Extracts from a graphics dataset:
+ + + + + + +

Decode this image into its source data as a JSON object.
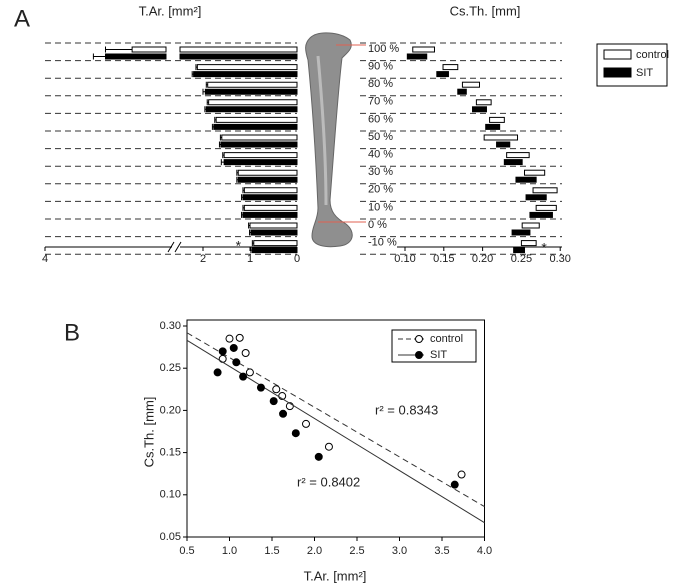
{
  "chart_data": [
    {
      "type": "bar",
      "panel": "A",
      "xlabel": "T.Ar. [mm²]",
      "categories": [
        "100 %",
        "90 %",
        "80 %",
        "70 %",
        "60 %",
        "50 %",
        "40 %",
        "30 %",
        "20 %",
        "10 %",
        "0 %",
        "-10 %"
      ],
      "series": [
        {
          "color": "#ffffff",
          "values": [
            3.64,
            2.12,
            1.9,
            1.88,
            1.72,
            1.6,
            1.55,
            1.25,
            1.12,
            1.12,
            1.0,
            0.92
          ],
          "errors": [
            0.11,
            0.03,
            0.03,
            0.03,
            0.03,
            0.03,
            0.03,
            0.03,
            0.03,
            0.03,
            0.03,
            0.03
          ]
        },
        {
          "color": "#000000",
          "values": [
            3.75,
            2.2,
            1.95,
            1.93,
            1.77,
            1.62,
            1.55,
            1.25,
            1.15,
            1.15,
            0.98,
            0.95
          ],
          "errors": [
            0.05,
            0.03,
            0.05,
            0.03,
            0.03,
            0.03,
            0.06,
            0.03,
            0.03,
            0.03,
            0.03,
            0.03
          ]
        }
      ],
      "xlim": [
        4,
        0
      ],
      "xticks": [
        4,
        2,
        1,
        0
      ],
      "xbreak": [
        2.5,
        3.5
      ],
      "grid": true,
      "annotations": [
        {
          "text": "*",
          "category": "-10 %"
        }
      ]
    },
    {
      "type": "box",
      "xlabel": "Cs.Th. [mm]",
      "series": [
        {
          "name": "control",
          "color": "#ffffff",
          "low": [
            0.11,
            0.149,
            0.174,
            0.192,
            0.209,
            0.202,
            0.231,
            0.254,
            0.265,
            0.269,
            0.251,
            0.25
          ],
          "high": [
            0.138,
            0.168,
            0.196,
            0.211,
            0.228,
            0.245,
            0.26,
            0.28,
            0.296,
            0.295,
            0.273,
            0.269
          ]
        },
        {
          "name": "SIT",
          "color": "#000000",
          "low": [
            0.103,
            0.141,
            0.168,
            0.187,
            0.204,
            0.218,
            0.228,
            0.243,
            0.256,
            0.261,
            0.238,
            0.24
          ],
          "high": [
            0.128,
            0.156,
            0.179,
            0.205,
            0.222,
            0.235,
            0.251,
            0.269,
            0.282,
            0.29,
            0.261,
            0.254
          ]
        }
      ],
      "xlim": [
        0.1,
        0.3
      ],
      "xticks": [
        {
          "value": 0.1,
          "label": "0.10"
        },
        0.15,
        {
          "value": 0.2,
          "label": "0.20"
        },
        0.25,
        {
          "value": 0.3,
          "label": "0.30"
        }
      ],
      "legend": "top-right",
      "annotations": [
        {
          "text": "*",
          "category": "-10 %"
        }
      ]
    },
    {
      "type": "scatter",
      "panel": "B",
      "xlabel": "T.Ar. [mm²]",
      "ylabel": "Cs.Th. [mm]",
      "series": [
        {
          "name": "control",
          "color": "#ffffff",
          "dash": true,
          "x": [
            1.0,
            1.12,
            0.92,
            1.19,
            1.24,
            1.55,
            1.62,
            1.71,
            1.9,
            2.17,
            3.73
          ],
          "values": [
            0.285,
            0.286,
            0.261,
            0.268,
            0.245,
            0.225,
            0.217,
            0.205,
            0.184,
            0.157,
            0.124
          ],
          "fit_x": [
            0.5,
            4.0
          ],
          "fit_values": [
            0.292,
            0.086
          ],
          "r2": "r² = 0.8343"
        },
        {
          "name": "SIT",
          "color": "#000000",
          "dash": false,
          "x": [
            0.92,
            1.05,
            0.86,
            1.08,
            1.16,
            1.37,
            1.52,
            1.63,
            1.78,
            2.05,
            3.65
          ],
          "values": [
            0.27,
            0.274,
            0.245,
            0.257,
            0.24,
            0.227,
            0.211,
            0.196,
            0.173,
            0.145,
            0.112
          ],
          "fit_x": [
            0.5,
            4.0
          ],
          "fit_values": [
            0.283,
            0.067
          ],
          "r2": "r² = 0.8402"
        }
      ],
      "xlim": [
        0.5,
        4.0
      ],
      "xticks": [
        0.5,
        {
          "value": 1.0,
          "label": "1.0"
        },
        1.5,
        {
          "value": 2.0,
          "label": "2.0"
        },
        2.5,
        {
          "value": 3.0,
          "label": "3.0"
        },
        3.5,
        {
          "value": 4.0,
          "label": "4.0"
        }
      ],
      "ylim": [
        0.05,
        0.3
      ],
      "yticks": [
        0.05,
        {
          "value": 0.1,
          "label": "0.10"
        },
        0.15,
        {
          "value": 0.2,
          "label": "0.20"
        },
        0.25,
        {
          "value": 0.3,
          "label": "0.30"
        }
      ],
      "legend": "top-right"
    }
  ]
}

+ + + + + + +

* WHAT IS EXPECTED
Repeat the material above word for word, please, apart from its images.

* THE RESPONSE
Decode this image into its source data as a JSON object.
{
  "chart_data": [
    {
      "type": "bar",
      "panel": "A",
      "xlabel": "T.Ar. [mm²]",
      "categories": [
        "100 %",
        "90 %",
        "80 %",
        "70 %",
        "60 %",
        "50 %",
        "40 %",
        "30 %",
        "20 %",
        "10 %",
        "0 %",
        "-10 %"
      ],
      "series": [
        {
          "color": "#ffffff",
          "values": [
            3.64,
            2.12,
            1.9,
            1.88,
            1.72,
            1.6,
            1.55,
            1.25,
            1.12,
            1.12,
            1.0,
            0.92
          ],
          "errors": [
            0.11,
            0.03,
            0.03,
            0.03,
            0.03,
            0.03,
            0.03,
            0.03,
            0.03,
            0.03,
            0.03,
            0.03
          ]
        },
        {
          "color": "#000000",
          "values": [
            3.75,
            2.2,
            1.95,
            1.93,
            1.77,
            1.62,
            1.55,
            1.25,
            1.15,
            1.15,
            0.98,
            0.95
          ],
          "errors": [
            0.05,
            0.03,
            0.05,
            0.03,
            0.03,
            0.03,
            0.06,
            0.03,
            0.03,
            0.03,
            0.03,
            0.03
          ]
        }
      ],
      "xlim": [
        4,
        0
      ],
      "xticks": [
        4,
        2,
        1,
        0
      ],
      "xbreak": [
        2.5,
        3.5
      ],
      "grid": true,
      "annotations": [
        {
          "text": "*",
          "category": "-10 %"
        }
      ]
    },
    {
      "type": "box",
      "xlabel": "Cs.Th. [mm]",
      "series": [
        {
          "name": "control",
          "color": "#ffffff",
          "low": [
            0.11,
            0.149,
            0.174,
            0.192,
            0.209,
            0.202,
            0.231,
            0.254,
            0.265,
            0.269,
            0.251,
            0.25
          ],
          "high": [
            0.138,
            0.168,
            0.196,
            0.211,
            0.228,
            0.245,
            0.26,
            0.28,
            0.296,
            0.295,
            0.273,
            0.269
          ]
        },
        {
          "name": "SIT",
          "color": "#000000",
          "low": [
            0.103,
            0.141,
            0.168,
            0.187,
            0.204,
            0.218,
            0.228,
            0.243,
            0.256,
            0.261,
            0.238,
            0.24
          ],
          "high": [
            0.128,
            0.156,
            0.179,
            0.205,
            0.222,
            0.235,
            0.251,
            0.269,
            0.282,
            0.29,
            0.261,
            0.254
          ]
        }
      ],
      "xlim": [
        0.1,
        0.3
      ],
      "xticks": [
        {
          "value": 0.1,
          "label": "0.10"
        },
        0.15,
        {
          "value": 0.2,
          "label": "0.20"
        },
        0.25,
        {
          "value": 0.3,
          "label": "0.30"
        }
      ],
      "legend": "top-right",
      "annotations": [
        {
          "text": "*",
          "category": "-10 %"
        }
      ]
    },
    {
      "type": "scatter",
      "panel": "B",
      "xlabel": "T.Ar. [mm²]",
      "ylabel": "Cs.Th. [mm]",
      "series": [
        {
          "name": "control",
          "color": "#ffffff",
          "dash": true,
          "x": [
            1.0,
            1.12,
            0.92,
            1.19,
            1.24,
            1.55,
            1.62,
            1.71,
            1.9,
            2.17,
            3.73
          ],
          "values": [
            0.285,
            0.286,
            0.261,
            0.268,
            0.245,
            0.225,
            0.217,
            0.205,
            0.184,
            0.157,
            0.124
          ],
          "fit_x": [
            0.5,
            4.0
          ],
          "fit_values": [
            0.292,
            0.086
          ],
          "r2": "r² = 0.8343"
        },
        {
          "name": "SIT",
          "color": "#000000",
          "dash": false,
          "x": [
            0.92,
            1.05,
            0.86,
            1.08,
            1.16,
            1.37,
            1.52,
            1.63,
            1.78,
            2.05,
            3.65
          ],
          "values": [
            0.27,
            0.274,
            0.245,
            0.257,
            0.24,
            0.227,
            0.211,
            0.196,
            0.173,
            0.145,
            0.112
          ],
          "fit_x": [
            0.5,
            4.0
          ],
          "fit_values": [
            0.283,
            0.067
          ],
          "r2": "r² = 0.8402"
        }
      ],
      "xlim": [
        0.5,
        4.0
      ],
      "xticks": [
        0.5,
        {
          "value": 1.0,
          "label": "1.0"
        },
        1.5,
        {
          "value": 2.0,
          "label": "2.0"
        },
        2.5,
        {
          "value": 3.0,
          "label": "3.0"
        },
        3.5,
        {
          "value": 4.0,
          "label": "4.0"
        }
      ],
      "ylim": [
        0.05,
        0.3
      ],
      "yticks": [
        0.05,
        {
          "value": 0.1,
          "label": "0.10"
        },
        0.15,
        {
          "value": 0.2,
          "label": "0.20"
        },
        0.25,
        {
          "value": 0.3,
          "label": "0.30"
        }
      ],
      "legend": "top-right"
    }
  ]
}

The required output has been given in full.